### Objective
Pick out all lines in the listing holding the string "完成以下问题" and copy them.

### Provided material
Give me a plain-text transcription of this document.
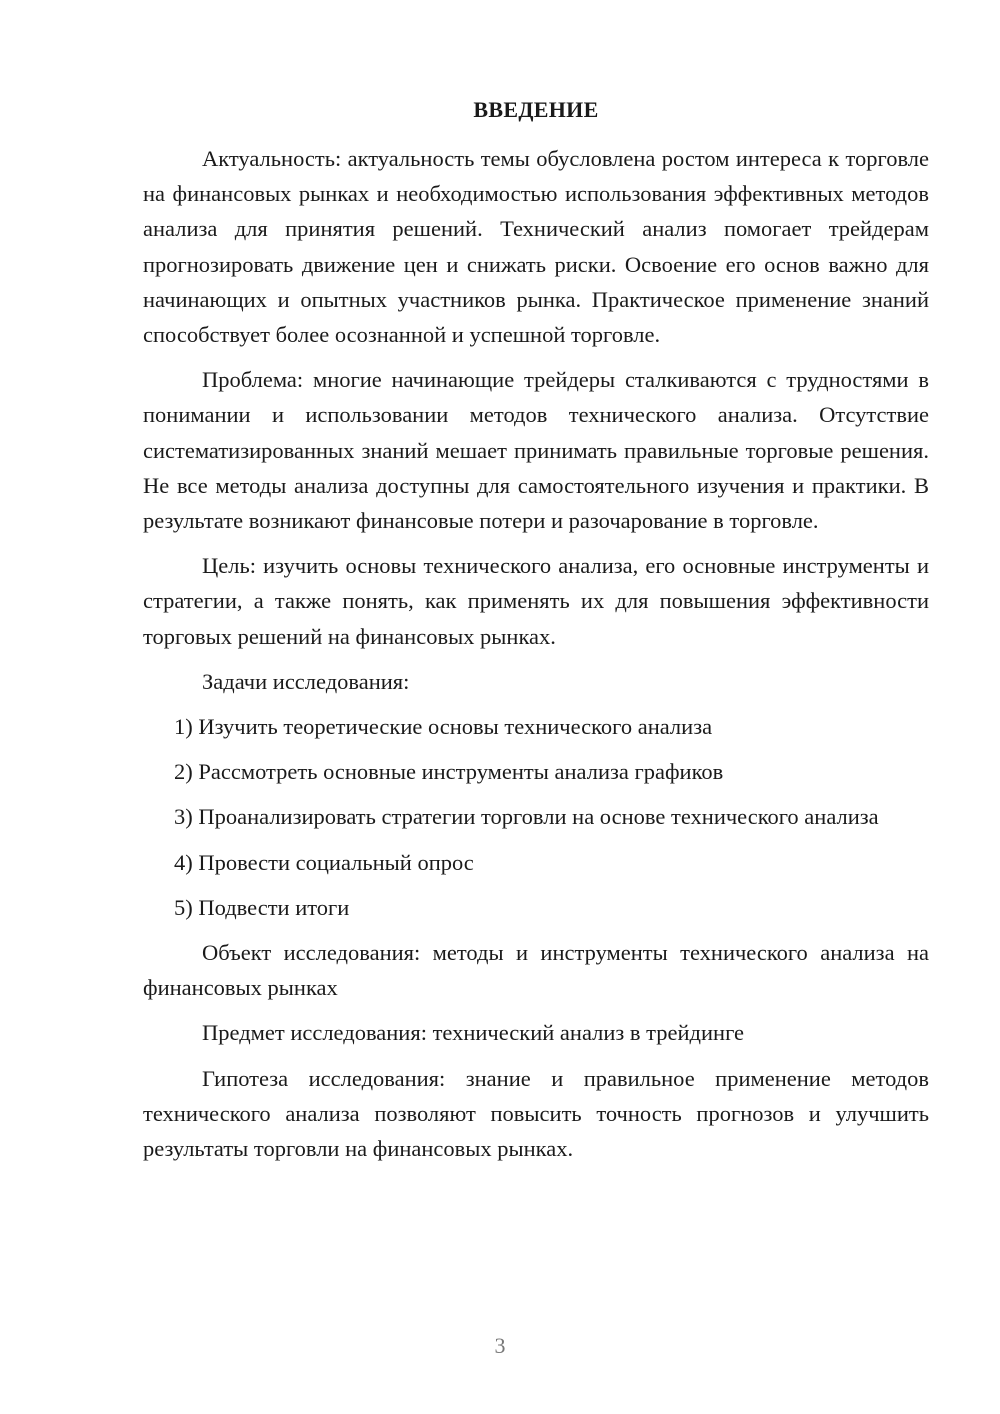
ВВЕДЕНИЕ

Актуальность: актуальность темы обусловлена ростом интереса к торговле на финансовых рынках и необходимостью использования эффективных методов анализа для принятия решений. Технический анализ помогает трейдерам прогнозировать движение цен и снижать риски. Освоение его основ важно для начинающих и опытных участников рынка. Практическое применение знаний способствует более осознанной и успешной торговле.

Проблема: многие начинающие трейдеры сталкиваются с трудностями в понимании и использовании методов технического анализа. Отсутствие систематизированных знаний мешает принимать правильные торговые решения. Не все методы анализа доступны для самостоятельного изучения и практики. В результате возникают финансовые потери и разочарование в торговле.

Цель: изучить основы технического анализа, его основные инструменты и стратегии, а также понять, как применять их для повышения эффективности торговых решений на финансовых рынках.

Задачи исследования:

1) Изучить теоретические основы технического анализа

2) Рассмотреть основные инструменты анализа графиков

3) Проанализировать стратегии торговли на основе технического анализа

4) Провести социальный опрос

5) Подвести итоги

Объект исследования: методы и инструменты технического анализа на финансовых рынках

Предмет исследования: технический анализ в трейдинге

Гипотеза исследования: знание и правильное применение методов технического анализа позволяют повысить точность прогнозов и улучшить результаты торговли на финансовых рынках.

3
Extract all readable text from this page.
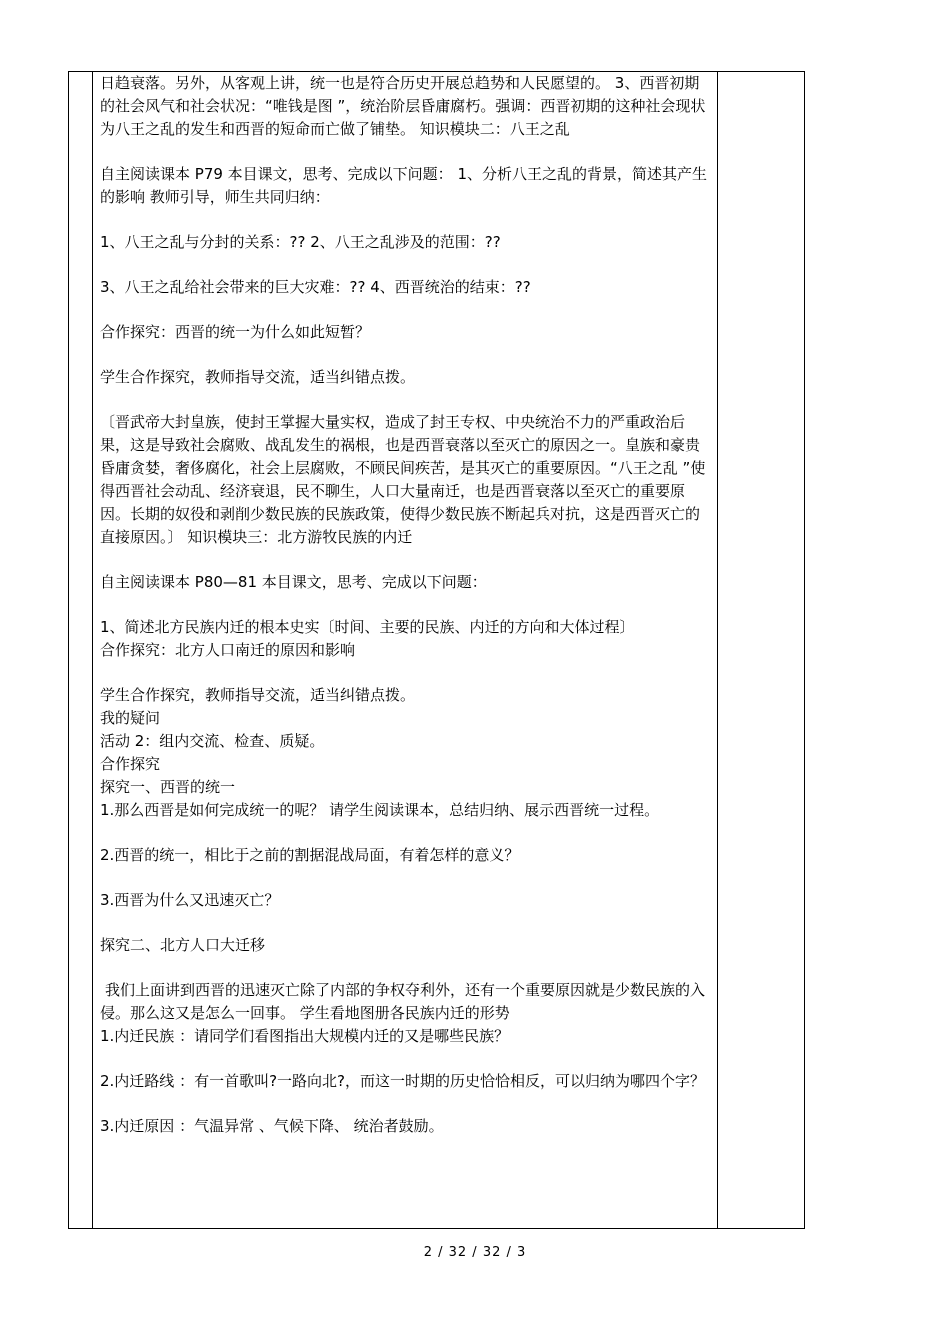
日趋衰落。另外，从客观上讲，统一也是符合历史开展总趋势和人民愿望的。 3、西晋初期的社会风气和社会状况：“唯钱是图 ”，统治阶层昏庸腐朽。强调：西晋初期的这种社会现状为八王之乱的发生和西晋的短命而亡做了铺垫。 知识模块二：八王之乱

自主阅读课本 P79 本目课文，思考、完成以下问题： 1、分析八王之乱的背景，简述其产生的影响 教师引导，师生共同归纳：

1、八王之乱与分封的关系：?? 2、八王之乱涉及的范围：??

3、八王之乱给社会带来的巨大灾难：?? 4、西晋统治的结束：??

合作探究：西晋的统一为什么如此短暂？

学生合作探究，教师指导交流，适当纠错点拨。

〔晋武帝大封皇族，使封王掌握大量实权，造成了封王专权、中央统治不力的严重政治后果，这是导致社会腐败、战乱发生的祸根，也是西晋衰落以至灭亡的原因之一。皇族和豪贵昏庸贪婪，奢侈腐化，社会上层腐败，不顾民间疾苦，是其灭亡的重要原因。“八王之乱 ”使得西晋社会动乱、经济衰退，民不聊生，人口大量南迁，也是西晋衰落以至灭亡的重要原因。长期的奴役和剥削少数民族的民族政策，使得少数民族不断起兵对抗，这是西晋灭亡的直接原因。〕 知识模块三：北方游牧民族的内迁

自主阅读课本 P80—81 本目课文，思考、完成以下问题：

1、简述北方民族内迁的根本史实〔时间、主要的民族、内迁的方向和大体过程〕

合作探究：北方人口南迁的原因和影响

学生合作探究，教师指导交流，适当纠错点拨。

我的疑问

活动 2：组内交流、检查、质疑。

合作探究

探究一、西晋的统一

1.那么西晋是如何完成统一的呢？ 请学生阅读课本，总结归纳、展示西晋统一过程。

2.西晋的统一，相比于之前的割据混战局面，有着怎样的意义？

3.西晋为什么又迅速灭亡？

探究二、北方人口大迁移

我们上面讲到西晋的迅速灭亡除了内部的争权夺利外，还有一个重要原因就是少数民族的入侵。那么这又是怎么一回事。 学生看地图册各民族内迁的形势

1.内迁民族 ：请同学们看图指出大规模内迁的又是哪些民族？

2.内迁路线 ：有一首歌叫?一路向北?，而这一时期的历史恰恰相反，可以归纳为哪四个字？

3.内迁原因 ：气温异常 、气候下降、 统治者鼓励。

2 / 32 / 32 / 3
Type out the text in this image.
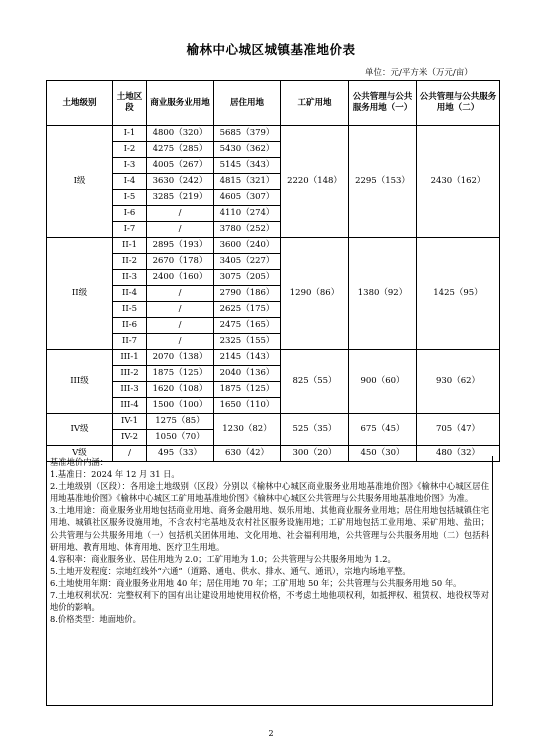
榆林中心城区城镇基准地价表
单位：元/平方米（万元/亩）
土地级别	土地区段	商业服务业用地	居住用地	工矿用地	公共管理与公共服务用地（一）	公共管理与公共服务用地（二）
I级	I-1	4800（320）	5685（379）	2220（148）	2295（153）	2430（162）
	I-2	4275（285）	5430（362）			
	I-3	4005（267）	5145（343）			
	I-4	3630（242）	4815（321）			
	I-5	3285（219）	4605（307）			
	I-6	/	4110（274）			
	I-7	/	3780（252）			
II级	II-1	2895（193）	3600（240）	1290（86）	1380（92）	1425（95）
	II-2	2670（178）	3405（227）			
	II-3	2400（160）	3075（205）			
	II-4	/	2790（186）			
	II-5	/	2625（175）			
	II-6	/	2475（165）			
	II-7	/	2325（155）			
III级	III-1	2070（138）	2145（143）	825（55）	900（60）	930（62）
	III-2	1875（125）	2040（136）			
	III-3	1620（108）	1875（125）			
	III-4	1500（100）	1650（110）			
IV级	IV-1	1275（85）	1230（82）	525（35）	675（45）	705（47）
	IV-2	1050（70）				
V级	/	495（33）	630（42）	300（20）	450（30）	480（32）
基准地价内涵：
1.基准日：2024 年 12 月 31 日。
2.土地级别（区段）：各用途土地级别（区段）分别以《榆林中心城区商业服务业用地基准地价图》《榆林中心城区居住用地基准地价图》《榆林中心城区工矿用地基准地价图》《榆林中心城区公共管理与公共服务用地基准地价图》为准。
3.土地用途：商业服务业用地包括商业用地、商务金融用地、娱乐用地、其他商业服务业用地；居住用地包括城镇住宅用地、城镇社区服务设施用地，不含农村宅基地及农村社区服务设施用地；工矿用地包括工业用地、采矿用地、盐田；公共管理与公共服务用地（一）包括机关团体用地、文化用地、社会福利用地，公共管理与公共服务用地（二）包括科研用地、教育用地、体育用地、医疗卫生用地。
4.容积率：商业服务业、居住用地为 2.0；工矿用地为 1.0；公共管理与公共服务用地为 1.2。
5.土地开发程度：宗地红线外“六通”（道路、通电、供水、排水、通气、通讯），宗地内场地平整。
6.土地使用年期：商业服务业用地 40 年；居住用地 70 年；工矿用地 50 年；公共管理与公共服务用地 50 年。
7.土地权利状况：完整权利下的国有出让建设用地使用权价格，不考虑土地他项权利，如抵押权、租赁权、地役权等对地价的影响。
8.价格类型：地面地价。
2
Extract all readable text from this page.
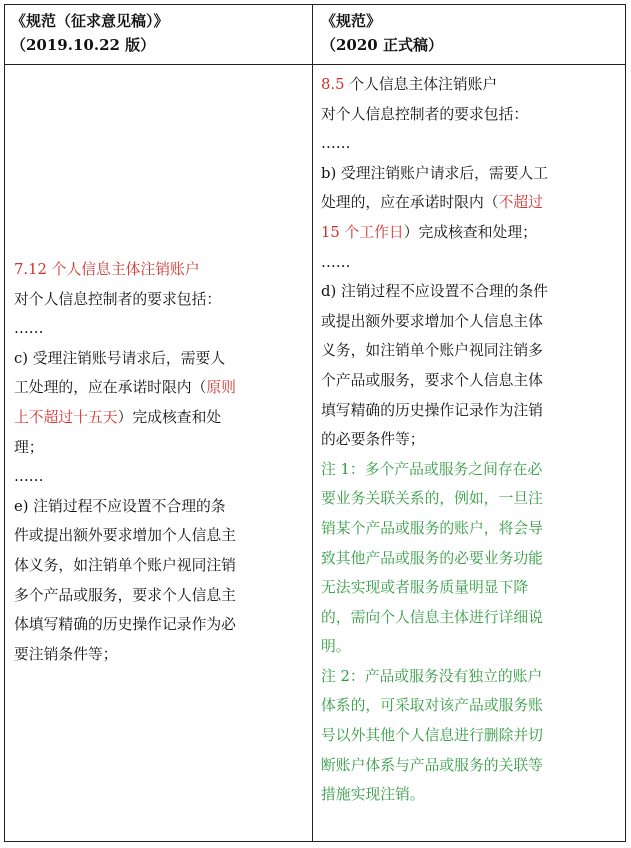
《规范（征求意见稿）》
（2019.10.22 版）
《规范》
（2020 正式稿）
7.12 个人信息主体注销账户
对个人信息控制者的要求包括：
……
c) 受理注销账号请求后，需要人
工处理的，应在承诺时限内（原则
上不超过十五天）完成核查和处
理；
……
e) 注销过程不应设置不合理的条
件或提出额外要求增加个人信息主
体义务，如注销单个账户视同注销
多个产品或服务，要求个人信息主
体填写精确的历史操作记录作为必
要注销条件等；
8.5 个人信息主体注销账户
对个人信息控制者的要求包括：
……
b) 受理注销账户请求后，需要人工
处理的，应在承诺时限内（不超过
15 个工作日）完成核查和处理；
……
d) 注销过程不应设置不合理的条件
或提出额外要求增加个人信息主体
义务，如注销单个账户视同注销多
个产品或服务，要求个人信息主体
填写精确的历史操作记录作为注销
的必要条件等；
注 1：多个产品或服务之间存在必
要业务关联关系的，例如，一旦注
销某个产品或服务的账户，将会导
致其他产品或服务的必要业务功能
无法实现或者服务质量明显下降
的，需向个人信息主体进行详细说
明。
注 2：产品或服务没有独立的账户
体系的，可采取对该产品或服务账
号以外其他个人信息进行删除并切
断账户体系与产品或服务的关联等
措施实现注销。
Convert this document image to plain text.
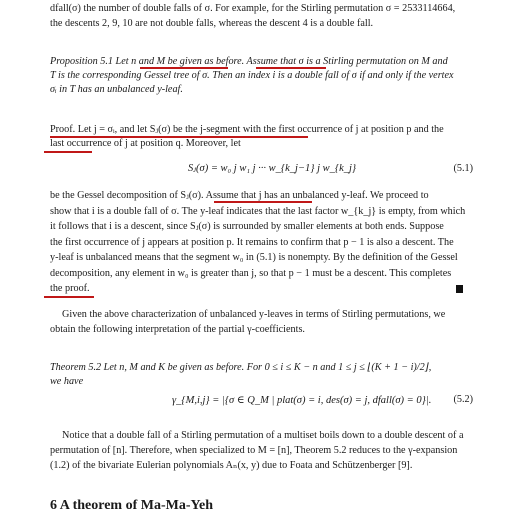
dfall(σ) the number of double falls of σ. For example, for the Stirling permutation σ = 2533114664,
the descents 2, 9, 10 are not double falls, whereas the descent 4 is a double fall.
Proposition 5.1 Let n and M be given as before. Assume that σ is a Stirling permutation on M and
T is the corresponding Gessel tree of σ. Then an index i is a double fall of σ if and only if the vertex
σᵢ in T has an unbalanced y-leaf.
Proof. Let j = σᵢ, and let Sⱼ(σ) be the j-segment with the first occurrence of j at position p and the
last occurrence of j at position q. Moreover, let
Sⱼ(σ) = w₀ j w₁ j ··· w_{k_j−1} j w_{k_j}	(5.1)
be the Gessel decomposition of Sⱼ(σ). Assume that j has an unbalanced y-leaf. We proceed to
show that i is a double fall of σ. The y-leaf indicates that the last factor w_{k_j} is empty, from which
it follows that i is a descent, since Sⱼ(σ) is surrounded by smaller elements at both ends. Suppose
the first occurrence of j appears at position p. It remains to confirm that p − 1 is also a descent. The
y-leaf is unbalanced means that the segment w₀ in (5.1) is nonempty. By the definition of the Gessel
decomposition, any element in w₀ is greater than j, so that p − 1 must be a descent. This completes
the proof.
Given the above characterization of unbalanced y-leaves in terms of Stirling permutations, we
obtain the following interpretation of the partial γ-coefficients.
Theorem 5.2 Let n, M and K be given as before. For 0 ≤ i ≤ K − n and 1 ≤ j ≤ ⌊(K + 1 − i)/2⌋,
we have
γ_{M,i,j} = |{σ ∈ Q_M | plat(σ) = i, des(σ) = j, dfall(σ) = 0}|. (5.2)
Notice that a double fall of a Stirling permutation of a multiset boils down to a double descent of a
permutation of [n]. Therefore, when specialized to M = [n], Theorem 5.2 reduces to the γ-expansion
(1.2) of the bivariate Eulerian polynomials Aₙ(x, y) due to Foata and Schützenberger [9].
6 A theorem of Ma-Ma-Yeh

### Written reply
自主阅读课本 P79 本目课文，思考、完成以下问题： 1、分析八王之乱的背景，简述其产生的影响 教师引导，师生共同归纳：
自主阅读课本 P80—81 本目课文，思考、完成以下问题：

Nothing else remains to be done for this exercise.